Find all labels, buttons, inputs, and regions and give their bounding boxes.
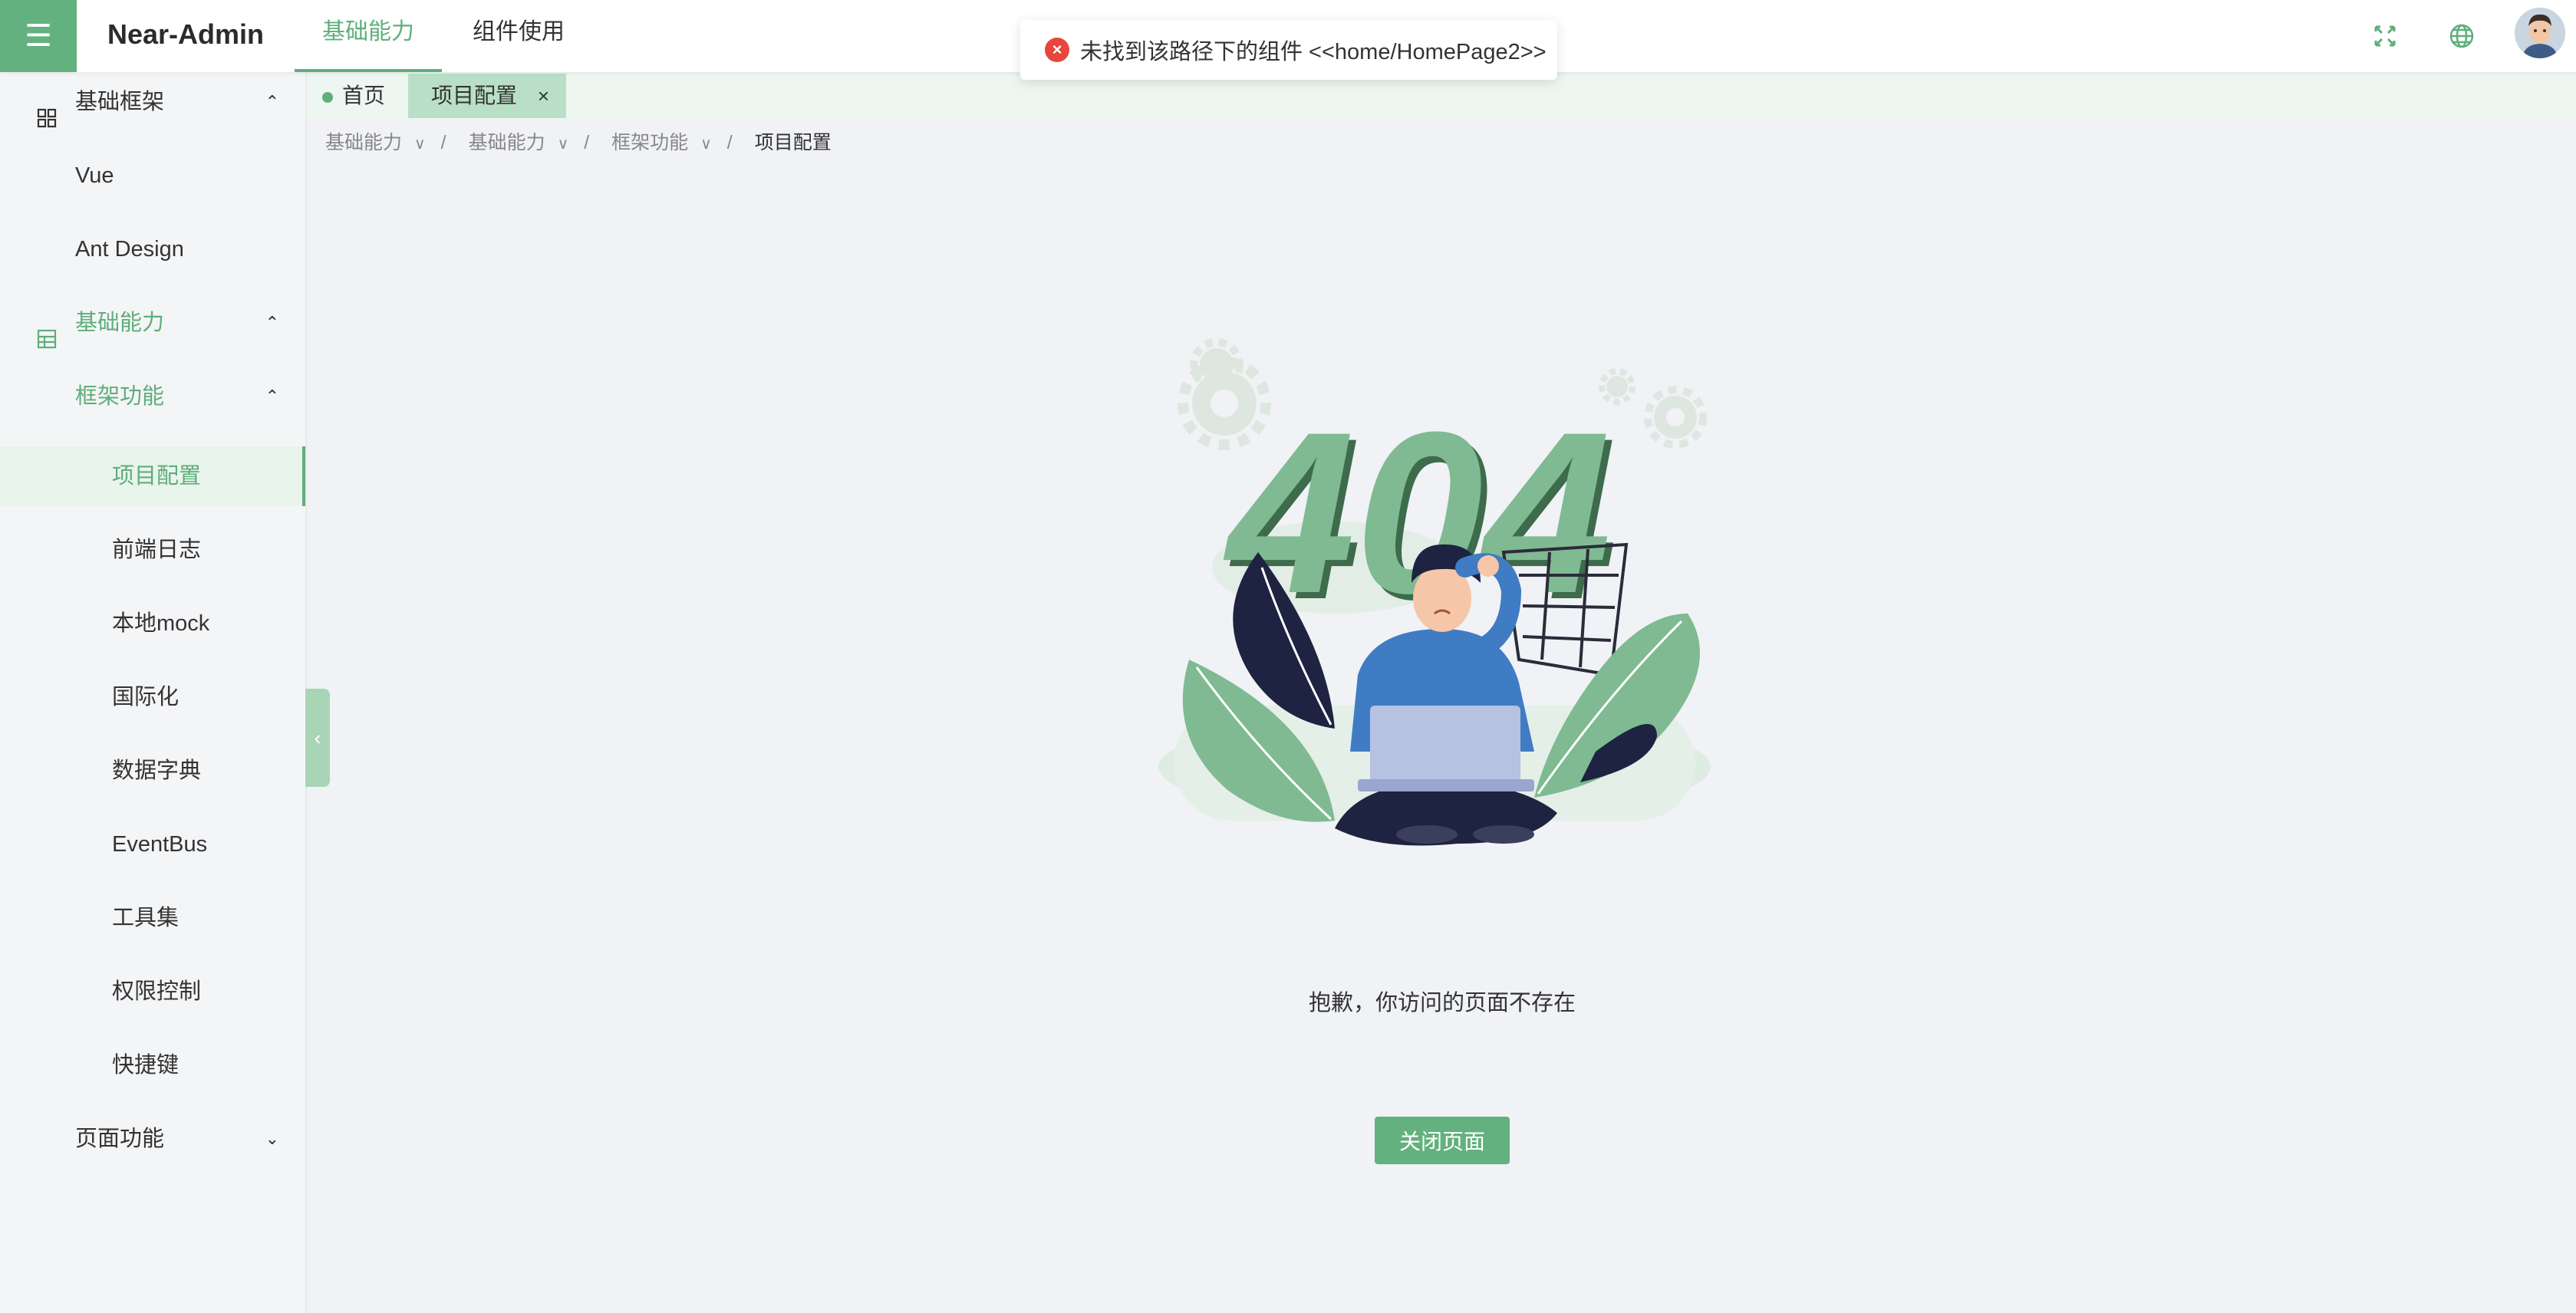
globe-icon[interactable] — [2443, 17, 2481, 55]
table-icon — [37, 312, 58, 349]
breadcrumb-item[interactable]: 框架功能 — [611, 127, 688, 158]
sidebar-item-label: 数据字典 — [112, 759, 202, 783]
sidebar-item-permission[interactable]: 权限控制 — [0, 962, 305, 1022]
sidebar-collapse-handle[interactable]: ‹ — [305, 689, 330, 787]
page-tab-label: 项目配置 — [431, 84, 518, 107]
sidebar-item-label: Ant Design — [75, 237, 184, 262]
breadcrumb-current: 项目配置 — [754, 132, 832, 153]
chevron-up-icon: ⌃ — [265, 387, 279, 406]
sidebar-item-label: 工具集 — [112, 906, 180, 930]
page-tab-project-config[interactable]: 项目配置 × — [408, 74, 566, 118]
top-tab-basic[interactable]: 基础能力 — [295, 0, 442, 72]
menu-icon[interactable]: ☰ — [0, 0, 77, 72]
sidebar-item-data-dict[interactable]: 数据字典 — [0, 741, 305, 801]
active-tab-underline — [295, 69, 442, 72]
breadcrumb-separator: / — [584, 132, 590, 153]
breadcrumb-item[interactable]: 基础能力 — [325, 127, 402, 158]
chevron-down-icon[interactable]: ∨ — [558, 129, 569, 160]
sidebar-item-frontend-log[interactable]: 前端日志 — [0, 520, 305, 580]
active-dot-icon — [322, 91, 333, 103]
chevron-down-icon[interactable]: ∨ — [700, 129, 712, 160]
sidebar-item-ant-design[interactable]: Ant Design — [0, 219, 305, 279]
sidebar-item-toolset[interactable]: 工具集 — [0, 888, 305, 948]
sidebar-item-label: 国际化 — [112, 685, 180, 709]
sidebar-item-label: 基础框架 — [75, 90, 165, 114]
close-page-button[interactable]: 关闭页面 — [1375, 1117, 1510, 1164]
sidebar-item-label: 基础能力 — [75, 311, 165, 335]
top-tab-label: 组件使用 — [473, 19, 565, 44]
sidebar-item-basic-framework[interactable]: 基础框架 ⌃ — [0, 72, 305, 132]
page-tab-home[interactable]: 首页 — [322, 74, 407, 118]
sidebar-item-label: 本地mock — [112, 611, 210, 636]
sidebar-item-label: 前端日志 — [112, 538, 202, 562]
sidebar-item-local-mock[interactable]: 本地mock — [0, 594, 305, 653]
sidebar-item-page-features[interactable]: 页面功能 ⌄ — [0, 1109, 305, 1169]
not-found-message: 抱歉，你访问的页面不存在 — [1308, 991, 1576, 1015]
avatar[interactable] — [2515, 8, 2565, 58]
breadcrumb: 基础能力 ∨ / 基础能力 ∨ / 框架功能 ∨ / 项目配置 — [325, 127, 832, 158]
chevron-up-icon: ⌃ — [265, 313, 279, 332]
page-tab-label: 首页 — [342, 84, 386, 107]
breadcrumb-item[interactable]: 基础能力 — [469, 127, 545, 158]
sidebar-item-label: 权限控制 — [112, 979, 202, 1004]
close-icon[interactable]: × — [538, 74, 549, 118]
sidebar-item-eventbus[interactable]: EventBus — [0, 814, 305, 874]
sidebar-item-label: 快捷键 — [112, 1053, 180, 1078]
sidebar-item-framework-features[interactable]: 框架功能 ⌃ — [0, 367, 305, 426]
toast-message: 未找到该路径下的组件 <<home/HomePage2>> — [1080, 40, 1547, 64]
error-toast: × 未找到该路径下的组件 <<home/HomePage2>> — [1020, 20, 1557, 80]
app-title: Near-Admin — [107, 18, 265, 50]
sidebar-item-basic-capability[interactable]: 基础能力 ⌃ — [0, 293, 305, 353]
top-tab-components[interactable]: 组件使用 — [473, 0, 565, 72]
sidebar-item-label: 框架功能 — [75, 384, 165, 409]
grid-icon — [37, 91, 58, 128]
sidebar-item-label: EventBus — [112, 832, 208, 857]
not-found-illustration: 404 404 — [1105, 322, 1749, 859]
breadcrumb-separator: / — [440, 132, 446, 153]
chevron-down-icon: ⌄ — [265, 1129, 279, 1148]
sidebar-item-vue[interactable]: Vue — [0, 146, 305, 206]
sidebar-item-shortcuts[interactable]: 快捷键 — [0, 1035, 305, 1095]
chevron-left-icon: ‹ — [314, 726, 321, 749]
sidebar-item-label: Vue — [75, 163, 114, 188]
sidebar-item-project-config[interactable]: 项目配置 — [0, 446, 305, 506]
sidebar-item-label: 项目配置 — [112, 464, 202, 489]
breadcrumb-separator: / — [726, 132, 733, 153]
error-icon: × — [1045, 38, 1069, 62]
sidebar-item-i18n[interactable]: 国际化 — [0, 667, 305, 727]
top-tab-label: 基础能力 — [322, 19, 414, 44]
sidebar-item-label: 页面功能 — [75, 1127, 165, 1151]
fullscreen-icon[interactable] — [2366, 17, 2404, 55]
chevron-up-icon: ⌃ — [265, 92, 279, 111]
sidebar: 基础框架 ⌃ Vue Ant Design 基础能力 ⌃ 框架功能 ⌃ 项目配置… — [0, 72, 307, 1313]
chevron-down-icon[interactable]: ∨ — [414, 129, 426, 160]
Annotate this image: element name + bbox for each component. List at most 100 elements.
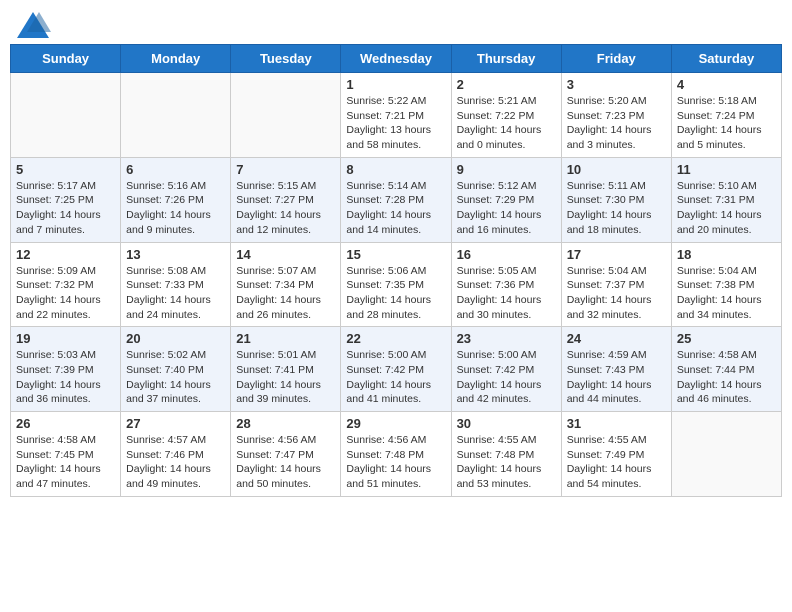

* PROBLEM STATEMENT *
Turn the lines in the records from the line with "globe-icon[interactable] — [2443, 17, 2481, 55]" up to and including the line with "sidebar-item-toolset[interactable]: 工具集 —" into a numbered list, leaving out any blank lines.

* OUTPUT BELOW *
1. globe-icon[interactable] — [2443, 17, 2481, 55]
2. table-icon — [37, 312, 58, 349]
3. breadcrumb-item[interactable]: 框架功能 — [611, 127, 688, 158]
4. sidebar-item-label: 数据字典 — [112, 759, 202, 783]
5. sidebar-item-permission[interactable]: 权限控制 — [0, 962, 305, 1022]
6. sidebar-collapse-handle[interactable]: ‹ — [305, 689, 330, 787]
7. page-tab-label: 项目配置 — [431, 84, 518, 107]
8. sidebar-item-label: Ant Design — [75, 237, 184, 262]
9. breadcrumb-current: 项目配置 — [754, 132, 832, 153]
10. chevron-up-icon: ⌃ — [265, 387, 279, 406]
11. sidebar-item-label: 工具集 — [112, 906, 180, 930]
12. page-tab-project-config[interactable]: 项目配置 × — [408, 74, 566, 118]
13. top-tab-basic[interactable]: 基础能力 — [295, 0, 442, 72]
14. menu-icon[interactable]: ☰ — [0, 0, 77, 72]
15. sidebar-item-data-dict[interactable]: 数据字典 — [0, 741, 305, 801]
16. active-tab-underline — [295, 69, 442, 72]
17. breadcrumb-separator: / — [584, 132, 590, 153]
18. breadcrumb-item[interactable]: 基础能力 — [325, 127, 402, 158]
19. chevron-down-icon[interactable]: ∨ — [558, 129, 569, 160]
20. sidebar-item-frontend-log[interactable]: 前端日志 — [0, 520, 305, 580]
21. active-dot-icon — [322, 91, 333, 103]
22. chevron-down-icon[interactable]: ∨ — [700, 129, 712, 160]
23. sidebar-item-ant-design[interactable]: Ant Design — [0, 219, 305, 279]
24. sidebar-item-toolset[interactable]: 工具集 — [0, 888, 305, 948]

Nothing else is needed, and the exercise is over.